• STATED EXERCISE:
The records below must be retyped exactly.

## BEGIN PROVIDED MATERIAL

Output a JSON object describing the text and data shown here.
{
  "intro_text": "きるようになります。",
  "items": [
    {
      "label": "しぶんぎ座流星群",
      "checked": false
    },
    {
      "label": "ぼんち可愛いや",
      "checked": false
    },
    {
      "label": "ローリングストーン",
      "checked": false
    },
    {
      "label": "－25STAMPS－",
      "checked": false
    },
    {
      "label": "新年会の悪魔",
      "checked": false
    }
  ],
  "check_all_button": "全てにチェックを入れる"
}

## END PROVIDED MATERIAL

• ANSWER TO THIS PROBLEM:
Output a JSON object describing the text and data shown here.
{
  "intro_text": "きるようになります。",
  "items": [
    {
      "label": "しぶんぎ座流星群",
      "checked": false
    },
    {
      "label": "ぼんち可愛いや",
      "checked": false
    },
    {
      "label": "ローリングストーン",
      "checked": false
    },
    {
      "label": "－25STAMPS－",
      "checked": false
    },
    {
      "label": "新年会の悪魔",
      "checked": false
    }
  ],
  "check_all_button": "全てにチェックを入れる"
}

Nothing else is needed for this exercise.